→ **RECORD SET**:
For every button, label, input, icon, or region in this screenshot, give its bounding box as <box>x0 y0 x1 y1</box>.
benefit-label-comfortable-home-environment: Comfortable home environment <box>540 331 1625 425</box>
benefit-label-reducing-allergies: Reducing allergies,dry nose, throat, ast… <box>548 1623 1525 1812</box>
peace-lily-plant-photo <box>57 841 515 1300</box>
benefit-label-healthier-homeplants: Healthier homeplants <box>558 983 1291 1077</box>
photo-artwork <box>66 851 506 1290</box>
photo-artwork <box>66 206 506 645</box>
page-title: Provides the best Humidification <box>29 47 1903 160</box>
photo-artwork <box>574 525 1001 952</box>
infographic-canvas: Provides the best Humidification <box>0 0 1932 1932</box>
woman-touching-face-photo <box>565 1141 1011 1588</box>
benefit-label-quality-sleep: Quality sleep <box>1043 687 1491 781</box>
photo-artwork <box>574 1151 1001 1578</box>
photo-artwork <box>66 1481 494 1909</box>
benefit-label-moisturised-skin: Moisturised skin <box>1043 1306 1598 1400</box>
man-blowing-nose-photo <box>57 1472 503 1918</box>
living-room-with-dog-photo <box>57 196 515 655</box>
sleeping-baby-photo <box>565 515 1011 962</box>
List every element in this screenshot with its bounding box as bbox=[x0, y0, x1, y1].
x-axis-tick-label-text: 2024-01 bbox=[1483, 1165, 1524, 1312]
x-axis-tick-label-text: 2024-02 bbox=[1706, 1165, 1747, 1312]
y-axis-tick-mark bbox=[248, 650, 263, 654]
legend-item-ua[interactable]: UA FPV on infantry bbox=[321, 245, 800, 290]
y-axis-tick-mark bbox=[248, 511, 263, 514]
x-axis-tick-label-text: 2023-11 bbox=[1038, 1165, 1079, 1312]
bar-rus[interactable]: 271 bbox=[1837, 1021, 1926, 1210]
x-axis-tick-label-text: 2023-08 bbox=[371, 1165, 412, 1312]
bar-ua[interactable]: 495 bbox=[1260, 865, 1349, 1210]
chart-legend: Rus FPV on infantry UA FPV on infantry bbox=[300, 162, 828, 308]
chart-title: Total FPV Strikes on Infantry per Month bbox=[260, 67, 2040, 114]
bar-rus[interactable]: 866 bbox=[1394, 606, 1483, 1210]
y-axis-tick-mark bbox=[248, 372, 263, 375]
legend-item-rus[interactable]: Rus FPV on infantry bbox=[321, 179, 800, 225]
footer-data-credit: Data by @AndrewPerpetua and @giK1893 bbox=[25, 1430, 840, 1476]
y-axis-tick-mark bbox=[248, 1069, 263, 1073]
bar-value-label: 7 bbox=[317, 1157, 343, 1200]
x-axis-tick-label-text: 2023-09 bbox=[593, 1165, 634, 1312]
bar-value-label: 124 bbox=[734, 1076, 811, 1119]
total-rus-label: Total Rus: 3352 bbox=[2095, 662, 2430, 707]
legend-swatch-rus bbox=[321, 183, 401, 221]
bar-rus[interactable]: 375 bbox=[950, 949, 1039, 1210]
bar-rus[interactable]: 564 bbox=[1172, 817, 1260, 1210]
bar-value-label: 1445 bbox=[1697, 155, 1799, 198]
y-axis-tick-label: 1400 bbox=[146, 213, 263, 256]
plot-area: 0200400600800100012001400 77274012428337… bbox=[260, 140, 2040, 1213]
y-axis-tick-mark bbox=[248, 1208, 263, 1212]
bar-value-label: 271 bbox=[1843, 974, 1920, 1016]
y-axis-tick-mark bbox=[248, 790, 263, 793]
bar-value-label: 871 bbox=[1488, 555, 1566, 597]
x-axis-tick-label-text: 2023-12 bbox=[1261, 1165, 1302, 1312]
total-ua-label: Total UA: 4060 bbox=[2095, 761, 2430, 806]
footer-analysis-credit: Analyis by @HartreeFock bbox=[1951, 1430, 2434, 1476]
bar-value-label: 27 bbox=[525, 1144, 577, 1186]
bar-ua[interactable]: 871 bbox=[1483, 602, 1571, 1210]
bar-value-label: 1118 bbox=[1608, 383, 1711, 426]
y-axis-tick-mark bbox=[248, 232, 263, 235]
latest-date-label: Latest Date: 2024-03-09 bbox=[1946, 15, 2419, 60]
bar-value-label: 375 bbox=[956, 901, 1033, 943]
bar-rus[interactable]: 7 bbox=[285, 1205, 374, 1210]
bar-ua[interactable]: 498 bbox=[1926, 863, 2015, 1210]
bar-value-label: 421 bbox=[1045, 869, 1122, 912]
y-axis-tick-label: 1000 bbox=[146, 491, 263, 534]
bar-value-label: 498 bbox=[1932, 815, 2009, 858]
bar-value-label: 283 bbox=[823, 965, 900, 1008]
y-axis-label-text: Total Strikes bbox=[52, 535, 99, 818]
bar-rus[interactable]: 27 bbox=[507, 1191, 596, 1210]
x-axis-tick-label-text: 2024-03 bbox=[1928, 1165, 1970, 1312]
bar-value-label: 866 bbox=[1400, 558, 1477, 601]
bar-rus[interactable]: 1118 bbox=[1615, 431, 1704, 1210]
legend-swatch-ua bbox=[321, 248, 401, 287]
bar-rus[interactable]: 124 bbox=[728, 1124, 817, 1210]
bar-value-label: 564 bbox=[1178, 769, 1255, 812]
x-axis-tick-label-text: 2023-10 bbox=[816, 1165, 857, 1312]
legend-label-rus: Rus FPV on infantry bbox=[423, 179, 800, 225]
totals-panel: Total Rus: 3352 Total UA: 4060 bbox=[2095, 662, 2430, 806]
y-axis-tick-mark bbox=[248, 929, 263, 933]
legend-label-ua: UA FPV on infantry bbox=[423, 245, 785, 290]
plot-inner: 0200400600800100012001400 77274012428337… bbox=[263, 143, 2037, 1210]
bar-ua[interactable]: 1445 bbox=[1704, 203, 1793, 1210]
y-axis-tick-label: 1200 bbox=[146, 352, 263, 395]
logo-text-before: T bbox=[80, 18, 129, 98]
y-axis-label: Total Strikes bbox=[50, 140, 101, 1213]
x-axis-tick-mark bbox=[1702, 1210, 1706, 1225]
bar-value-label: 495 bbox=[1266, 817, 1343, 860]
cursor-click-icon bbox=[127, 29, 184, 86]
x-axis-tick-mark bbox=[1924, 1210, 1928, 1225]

→ **WHAT YOU NEED TO DO**:
Update the material from its first line through the line containing "photo-artwork <box>66 1481 494 1909</box>", swapping "Quality sleep" for "Restful sleep" and changing nothing else. Return only those lines.

→ **TASK SOLUTION**:
For every button, label, input, icon, or region in this screenshot, give its bounding box as <box>x0 y0 x1 y1</box>.
benefit-label-comfortable-home-environment: Comfortable home environment <box>540 331 1625 425</box>
benefit-label-reducing-allergies: Reducing allergies,dry nose, throat, ast… <box>548 1623 1525 1812</box>
peace-lily-plant-photo <box>57 841 515 1300</box>
benefit-label-healthier-homeplants: Healthier homeplants <box>558 983 1291 1077</box>
photo-artwork <box>66 851 506 1290</box>
photo-artwork <box>66 206 506 645</box>
page-title: Provides the best Humidification <box>29 47 1903 160</box>
photo-artwork <box>574 525 1001 952</box>
infographic-canvas: Provides the best Humidification <box>0 0 1932 1932</box>
woman-touching-face-photo <box>565 1141 1011 1588</box>
benefit-label-quality-sleep: Restful sleep <box>1043 687 1491 781</box>
photo-artwork <box>574 1151 1001 1578</box>
photo-artwork <box>66 1481 494 1909</box>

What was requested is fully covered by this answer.